::: Entries supplied
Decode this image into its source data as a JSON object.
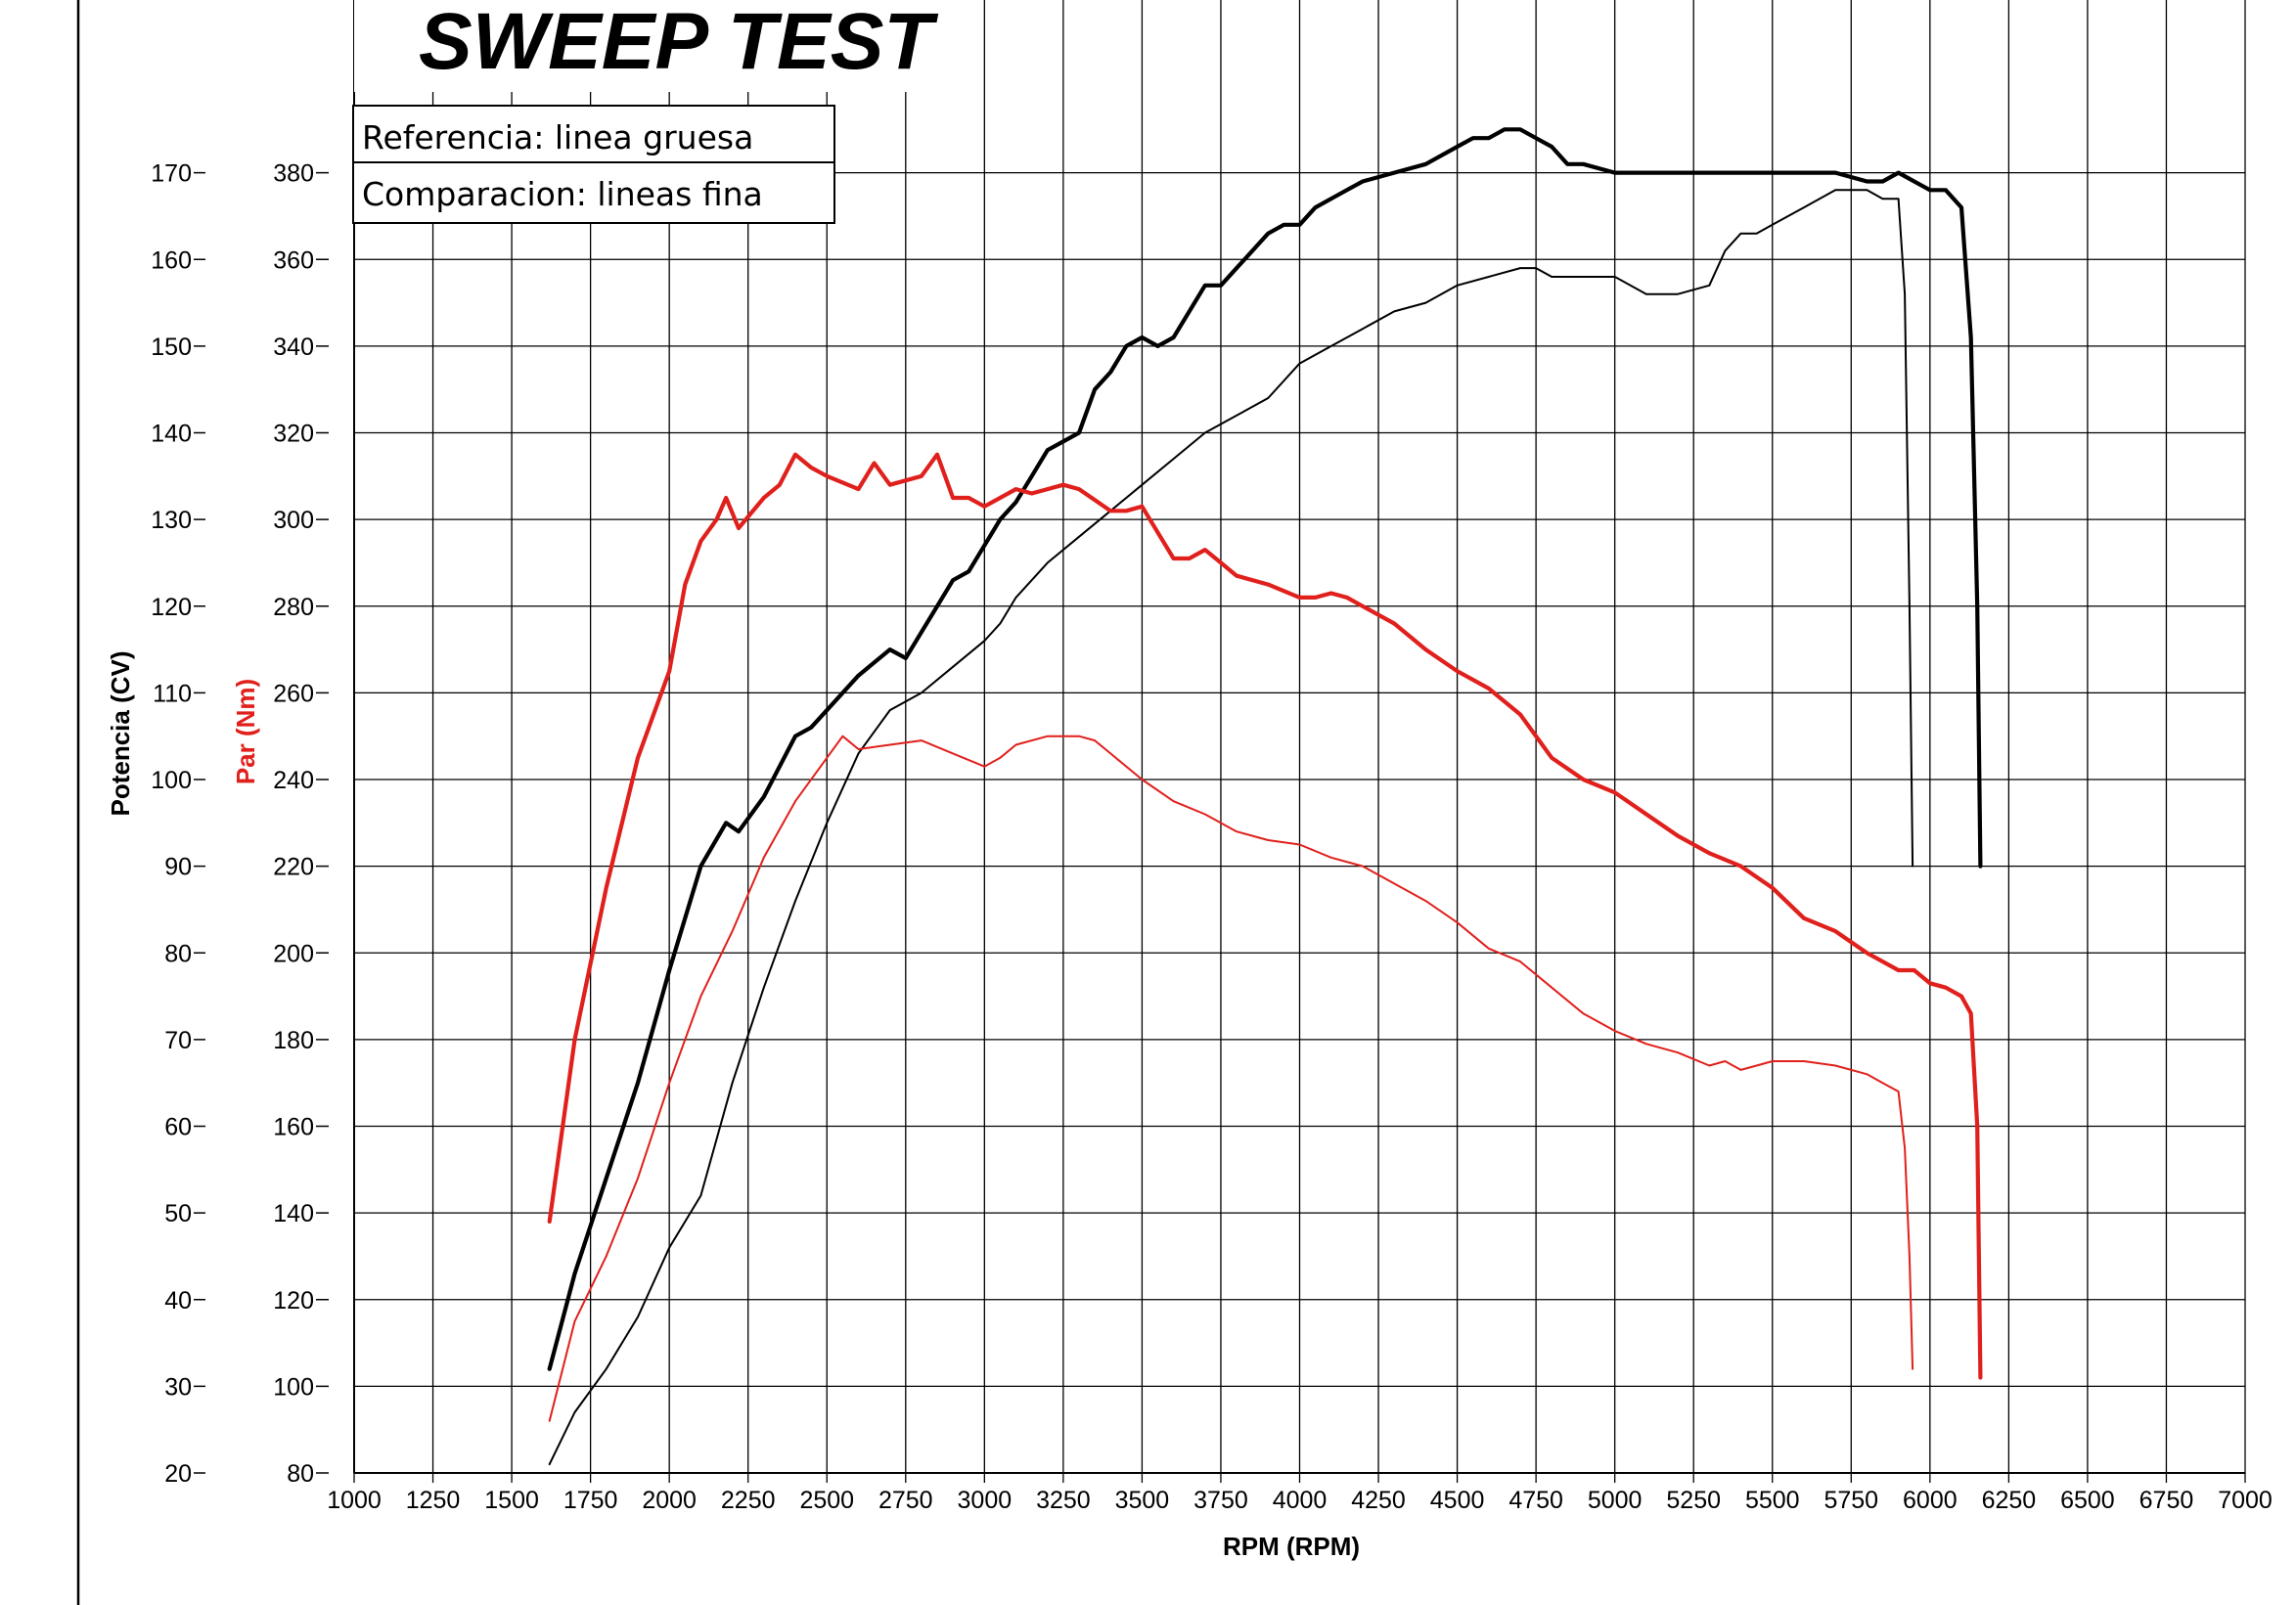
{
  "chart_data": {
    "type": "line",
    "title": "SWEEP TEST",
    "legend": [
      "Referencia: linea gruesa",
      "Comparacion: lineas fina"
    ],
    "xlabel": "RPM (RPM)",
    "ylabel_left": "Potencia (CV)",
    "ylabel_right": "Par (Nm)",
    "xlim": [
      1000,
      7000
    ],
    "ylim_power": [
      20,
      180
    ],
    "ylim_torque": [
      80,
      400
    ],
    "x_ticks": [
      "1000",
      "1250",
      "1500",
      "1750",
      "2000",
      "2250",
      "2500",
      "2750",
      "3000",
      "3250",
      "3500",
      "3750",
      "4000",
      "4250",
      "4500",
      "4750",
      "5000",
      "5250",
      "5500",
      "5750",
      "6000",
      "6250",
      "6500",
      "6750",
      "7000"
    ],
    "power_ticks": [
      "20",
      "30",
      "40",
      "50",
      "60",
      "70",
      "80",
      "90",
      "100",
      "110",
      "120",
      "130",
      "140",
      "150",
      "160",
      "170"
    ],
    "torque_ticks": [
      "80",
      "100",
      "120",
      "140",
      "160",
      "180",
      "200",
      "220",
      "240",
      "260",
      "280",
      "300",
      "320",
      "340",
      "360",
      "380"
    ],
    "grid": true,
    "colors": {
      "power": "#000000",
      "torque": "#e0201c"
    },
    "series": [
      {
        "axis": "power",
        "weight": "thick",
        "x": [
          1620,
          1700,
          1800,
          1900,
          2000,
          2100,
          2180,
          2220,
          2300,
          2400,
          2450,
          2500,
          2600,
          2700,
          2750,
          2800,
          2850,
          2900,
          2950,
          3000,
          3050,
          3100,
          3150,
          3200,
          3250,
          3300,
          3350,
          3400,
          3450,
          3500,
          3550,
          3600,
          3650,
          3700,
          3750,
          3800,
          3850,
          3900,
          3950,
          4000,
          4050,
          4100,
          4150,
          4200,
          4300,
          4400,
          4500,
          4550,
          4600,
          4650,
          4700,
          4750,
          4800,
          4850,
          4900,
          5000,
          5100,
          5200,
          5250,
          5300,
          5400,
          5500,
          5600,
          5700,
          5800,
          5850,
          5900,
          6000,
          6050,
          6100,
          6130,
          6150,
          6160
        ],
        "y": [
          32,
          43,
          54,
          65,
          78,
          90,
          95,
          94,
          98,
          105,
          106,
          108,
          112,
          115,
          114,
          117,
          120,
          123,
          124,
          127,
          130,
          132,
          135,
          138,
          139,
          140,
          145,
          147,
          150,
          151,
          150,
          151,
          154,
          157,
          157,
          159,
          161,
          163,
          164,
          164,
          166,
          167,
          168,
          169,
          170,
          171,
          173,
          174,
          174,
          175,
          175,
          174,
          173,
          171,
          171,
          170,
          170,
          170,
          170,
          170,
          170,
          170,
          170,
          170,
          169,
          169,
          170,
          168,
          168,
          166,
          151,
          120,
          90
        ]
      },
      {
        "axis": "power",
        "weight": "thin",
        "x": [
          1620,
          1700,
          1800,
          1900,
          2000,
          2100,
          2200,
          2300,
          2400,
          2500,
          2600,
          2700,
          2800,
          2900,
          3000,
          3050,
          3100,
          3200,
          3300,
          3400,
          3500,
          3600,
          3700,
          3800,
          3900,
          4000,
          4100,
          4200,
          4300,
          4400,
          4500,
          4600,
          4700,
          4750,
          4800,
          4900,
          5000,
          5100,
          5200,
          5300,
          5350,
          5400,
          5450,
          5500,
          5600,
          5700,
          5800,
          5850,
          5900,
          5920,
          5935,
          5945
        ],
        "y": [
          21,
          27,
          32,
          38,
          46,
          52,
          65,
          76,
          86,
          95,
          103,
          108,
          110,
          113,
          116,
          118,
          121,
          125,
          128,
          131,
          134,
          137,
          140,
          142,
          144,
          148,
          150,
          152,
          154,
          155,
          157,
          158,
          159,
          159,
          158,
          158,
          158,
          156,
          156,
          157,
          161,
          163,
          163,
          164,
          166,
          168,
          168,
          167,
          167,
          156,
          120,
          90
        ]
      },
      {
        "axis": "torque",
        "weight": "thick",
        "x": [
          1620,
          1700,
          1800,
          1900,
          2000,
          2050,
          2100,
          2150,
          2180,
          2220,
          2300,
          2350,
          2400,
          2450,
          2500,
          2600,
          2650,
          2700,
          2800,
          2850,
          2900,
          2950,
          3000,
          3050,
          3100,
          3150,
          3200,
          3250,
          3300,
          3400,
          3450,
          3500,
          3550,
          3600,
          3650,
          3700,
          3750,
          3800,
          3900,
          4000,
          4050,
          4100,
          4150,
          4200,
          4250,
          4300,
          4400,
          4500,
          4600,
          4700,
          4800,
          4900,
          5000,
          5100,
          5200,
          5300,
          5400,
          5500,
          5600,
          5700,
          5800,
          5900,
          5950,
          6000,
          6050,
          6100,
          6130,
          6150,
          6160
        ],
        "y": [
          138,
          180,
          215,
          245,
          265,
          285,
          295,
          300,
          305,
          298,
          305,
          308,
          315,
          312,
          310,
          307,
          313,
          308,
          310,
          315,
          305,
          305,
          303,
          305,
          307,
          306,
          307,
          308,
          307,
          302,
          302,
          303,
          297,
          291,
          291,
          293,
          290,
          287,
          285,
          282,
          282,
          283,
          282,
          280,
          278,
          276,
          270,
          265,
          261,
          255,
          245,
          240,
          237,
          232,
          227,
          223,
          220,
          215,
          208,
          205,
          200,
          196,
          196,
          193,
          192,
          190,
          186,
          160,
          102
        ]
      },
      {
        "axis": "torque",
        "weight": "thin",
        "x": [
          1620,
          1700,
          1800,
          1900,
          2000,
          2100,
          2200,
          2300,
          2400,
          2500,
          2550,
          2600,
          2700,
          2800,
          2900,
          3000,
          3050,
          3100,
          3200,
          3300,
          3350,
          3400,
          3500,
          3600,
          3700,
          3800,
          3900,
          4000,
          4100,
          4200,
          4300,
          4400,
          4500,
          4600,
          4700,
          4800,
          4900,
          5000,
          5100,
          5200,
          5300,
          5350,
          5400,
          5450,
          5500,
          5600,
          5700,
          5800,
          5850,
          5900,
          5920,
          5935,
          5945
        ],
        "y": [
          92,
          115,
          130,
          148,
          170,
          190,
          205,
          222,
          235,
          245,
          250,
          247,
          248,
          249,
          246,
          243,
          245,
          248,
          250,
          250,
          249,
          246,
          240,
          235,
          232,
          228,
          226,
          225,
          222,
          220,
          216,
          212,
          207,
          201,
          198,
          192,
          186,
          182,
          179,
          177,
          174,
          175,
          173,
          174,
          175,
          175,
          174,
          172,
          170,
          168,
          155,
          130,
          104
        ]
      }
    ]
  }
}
::::::
::: Entries supplied
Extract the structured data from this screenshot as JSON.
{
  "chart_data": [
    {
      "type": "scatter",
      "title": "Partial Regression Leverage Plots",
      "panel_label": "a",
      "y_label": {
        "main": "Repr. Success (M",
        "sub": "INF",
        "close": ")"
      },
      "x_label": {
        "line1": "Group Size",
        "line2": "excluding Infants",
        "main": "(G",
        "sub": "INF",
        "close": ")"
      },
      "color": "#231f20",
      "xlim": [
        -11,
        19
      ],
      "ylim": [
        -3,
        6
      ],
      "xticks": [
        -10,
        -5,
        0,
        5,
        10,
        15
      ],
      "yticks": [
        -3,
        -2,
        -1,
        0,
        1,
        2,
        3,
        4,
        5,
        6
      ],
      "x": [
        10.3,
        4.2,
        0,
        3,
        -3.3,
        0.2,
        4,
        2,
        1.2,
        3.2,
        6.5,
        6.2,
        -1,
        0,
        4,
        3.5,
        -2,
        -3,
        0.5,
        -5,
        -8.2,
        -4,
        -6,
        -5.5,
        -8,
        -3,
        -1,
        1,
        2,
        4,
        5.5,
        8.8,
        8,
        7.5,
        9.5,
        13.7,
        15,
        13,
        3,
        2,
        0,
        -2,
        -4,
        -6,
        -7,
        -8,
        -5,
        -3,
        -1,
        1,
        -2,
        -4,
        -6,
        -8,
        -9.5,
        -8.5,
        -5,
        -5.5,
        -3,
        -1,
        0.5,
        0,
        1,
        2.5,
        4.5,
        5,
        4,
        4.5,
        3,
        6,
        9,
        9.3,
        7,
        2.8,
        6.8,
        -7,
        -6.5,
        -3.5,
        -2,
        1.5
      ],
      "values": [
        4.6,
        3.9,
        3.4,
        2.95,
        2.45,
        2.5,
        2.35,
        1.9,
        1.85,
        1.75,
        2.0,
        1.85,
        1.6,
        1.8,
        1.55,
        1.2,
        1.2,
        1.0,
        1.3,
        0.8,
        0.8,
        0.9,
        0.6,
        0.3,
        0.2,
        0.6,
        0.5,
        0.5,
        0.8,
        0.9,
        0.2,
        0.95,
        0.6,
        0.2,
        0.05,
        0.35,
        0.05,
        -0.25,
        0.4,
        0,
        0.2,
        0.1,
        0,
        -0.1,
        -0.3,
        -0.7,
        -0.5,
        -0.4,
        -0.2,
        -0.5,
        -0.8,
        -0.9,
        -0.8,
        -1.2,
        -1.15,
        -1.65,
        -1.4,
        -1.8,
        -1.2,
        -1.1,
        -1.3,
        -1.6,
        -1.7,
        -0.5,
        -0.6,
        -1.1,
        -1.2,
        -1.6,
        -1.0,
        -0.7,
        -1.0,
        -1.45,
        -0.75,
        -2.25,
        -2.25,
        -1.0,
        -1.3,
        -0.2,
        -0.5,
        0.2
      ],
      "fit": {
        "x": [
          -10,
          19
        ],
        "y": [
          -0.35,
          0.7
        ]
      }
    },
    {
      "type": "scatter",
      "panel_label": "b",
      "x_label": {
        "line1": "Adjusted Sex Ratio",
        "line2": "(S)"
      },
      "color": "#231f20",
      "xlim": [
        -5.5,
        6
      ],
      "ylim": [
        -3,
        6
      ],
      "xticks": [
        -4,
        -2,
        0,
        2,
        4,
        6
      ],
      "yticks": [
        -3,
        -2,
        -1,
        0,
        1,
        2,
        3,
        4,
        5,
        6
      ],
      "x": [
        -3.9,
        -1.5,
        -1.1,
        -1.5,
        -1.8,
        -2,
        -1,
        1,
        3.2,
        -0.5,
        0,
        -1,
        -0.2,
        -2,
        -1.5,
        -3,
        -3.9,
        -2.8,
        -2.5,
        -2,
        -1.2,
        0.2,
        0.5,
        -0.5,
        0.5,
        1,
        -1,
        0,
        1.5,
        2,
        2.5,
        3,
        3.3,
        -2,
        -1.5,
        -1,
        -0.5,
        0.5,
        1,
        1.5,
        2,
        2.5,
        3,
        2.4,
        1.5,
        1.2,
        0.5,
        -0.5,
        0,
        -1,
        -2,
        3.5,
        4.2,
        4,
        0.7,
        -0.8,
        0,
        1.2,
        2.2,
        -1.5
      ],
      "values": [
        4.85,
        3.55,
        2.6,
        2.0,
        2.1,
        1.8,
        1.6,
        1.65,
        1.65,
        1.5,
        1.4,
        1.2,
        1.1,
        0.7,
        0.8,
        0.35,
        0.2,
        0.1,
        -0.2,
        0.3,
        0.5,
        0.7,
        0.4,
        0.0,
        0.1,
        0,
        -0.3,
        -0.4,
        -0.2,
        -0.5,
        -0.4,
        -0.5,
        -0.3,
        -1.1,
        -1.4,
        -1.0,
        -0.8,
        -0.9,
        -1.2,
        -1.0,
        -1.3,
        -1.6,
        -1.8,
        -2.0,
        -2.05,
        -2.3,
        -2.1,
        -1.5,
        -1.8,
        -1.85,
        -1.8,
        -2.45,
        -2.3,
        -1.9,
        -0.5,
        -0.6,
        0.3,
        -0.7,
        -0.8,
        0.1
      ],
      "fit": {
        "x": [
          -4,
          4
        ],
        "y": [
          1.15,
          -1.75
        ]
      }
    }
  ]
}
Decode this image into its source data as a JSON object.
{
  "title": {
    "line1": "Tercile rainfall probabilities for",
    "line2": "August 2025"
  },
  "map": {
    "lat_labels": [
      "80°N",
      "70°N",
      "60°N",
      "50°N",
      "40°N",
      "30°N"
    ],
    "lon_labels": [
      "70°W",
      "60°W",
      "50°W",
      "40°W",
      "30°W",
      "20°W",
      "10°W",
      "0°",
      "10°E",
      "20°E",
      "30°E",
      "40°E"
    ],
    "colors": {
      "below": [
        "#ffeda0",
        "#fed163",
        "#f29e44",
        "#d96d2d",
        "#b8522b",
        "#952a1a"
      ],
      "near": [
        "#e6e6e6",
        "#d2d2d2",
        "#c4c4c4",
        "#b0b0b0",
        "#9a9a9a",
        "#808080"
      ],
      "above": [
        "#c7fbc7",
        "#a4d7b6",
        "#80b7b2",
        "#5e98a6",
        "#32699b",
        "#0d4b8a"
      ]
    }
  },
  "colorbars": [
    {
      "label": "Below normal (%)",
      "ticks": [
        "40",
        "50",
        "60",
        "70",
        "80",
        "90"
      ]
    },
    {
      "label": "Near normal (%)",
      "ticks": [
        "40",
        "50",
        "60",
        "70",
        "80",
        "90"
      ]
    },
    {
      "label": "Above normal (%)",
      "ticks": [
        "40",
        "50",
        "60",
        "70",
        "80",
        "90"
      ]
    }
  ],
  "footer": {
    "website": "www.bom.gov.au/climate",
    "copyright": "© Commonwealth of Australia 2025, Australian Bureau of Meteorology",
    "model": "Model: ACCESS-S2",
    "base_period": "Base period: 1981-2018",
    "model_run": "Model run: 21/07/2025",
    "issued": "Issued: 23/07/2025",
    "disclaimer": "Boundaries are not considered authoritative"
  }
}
::::::
::: Entries supplied
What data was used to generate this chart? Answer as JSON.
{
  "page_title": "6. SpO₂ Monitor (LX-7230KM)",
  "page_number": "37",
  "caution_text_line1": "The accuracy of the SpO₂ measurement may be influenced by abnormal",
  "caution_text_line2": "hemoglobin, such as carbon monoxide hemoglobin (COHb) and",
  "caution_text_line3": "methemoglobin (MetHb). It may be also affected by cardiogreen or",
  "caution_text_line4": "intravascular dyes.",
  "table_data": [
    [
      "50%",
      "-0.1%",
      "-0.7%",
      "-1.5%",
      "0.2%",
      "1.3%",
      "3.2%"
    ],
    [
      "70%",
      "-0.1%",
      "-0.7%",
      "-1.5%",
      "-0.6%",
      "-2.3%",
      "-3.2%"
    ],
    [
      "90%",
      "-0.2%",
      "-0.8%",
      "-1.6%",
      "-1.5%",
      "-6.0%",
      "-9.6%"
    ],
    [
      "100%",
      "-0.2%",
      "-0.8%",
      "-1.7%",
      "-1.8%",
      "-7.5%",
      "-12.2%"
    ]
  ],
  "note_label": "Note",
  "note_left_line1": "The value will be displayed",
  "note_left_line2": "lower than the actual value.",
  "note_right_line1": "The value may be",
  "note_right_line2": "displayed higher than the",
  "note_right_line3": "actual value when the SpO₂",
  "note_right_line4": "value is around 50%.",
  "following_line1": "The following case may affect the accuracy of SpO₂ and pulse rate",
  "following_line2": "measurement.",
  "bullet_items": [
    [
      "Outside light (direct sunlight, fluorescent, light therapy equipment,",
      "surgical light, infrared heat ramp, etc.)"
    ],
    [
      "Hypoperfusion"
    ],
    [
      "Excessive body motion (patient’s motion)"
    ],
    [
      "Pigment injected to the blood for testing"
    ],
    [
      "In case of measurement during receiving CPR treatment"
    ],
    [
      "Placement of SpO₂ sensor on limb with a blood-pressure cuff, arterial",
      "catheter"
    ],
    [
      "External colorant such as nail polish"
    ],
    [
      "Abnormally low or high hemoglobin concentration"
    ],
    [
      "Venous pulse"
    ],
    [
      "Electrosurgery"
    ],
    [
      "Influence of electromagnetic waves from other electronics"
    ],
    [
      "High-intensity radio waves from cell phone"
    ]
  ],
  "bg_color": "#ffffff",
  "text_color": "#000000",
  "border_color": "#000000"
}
::::::
§ **Do this**
What is the number of lines in the data above that include the word "displayed"? Answer with that number only.

§ **Final result**
2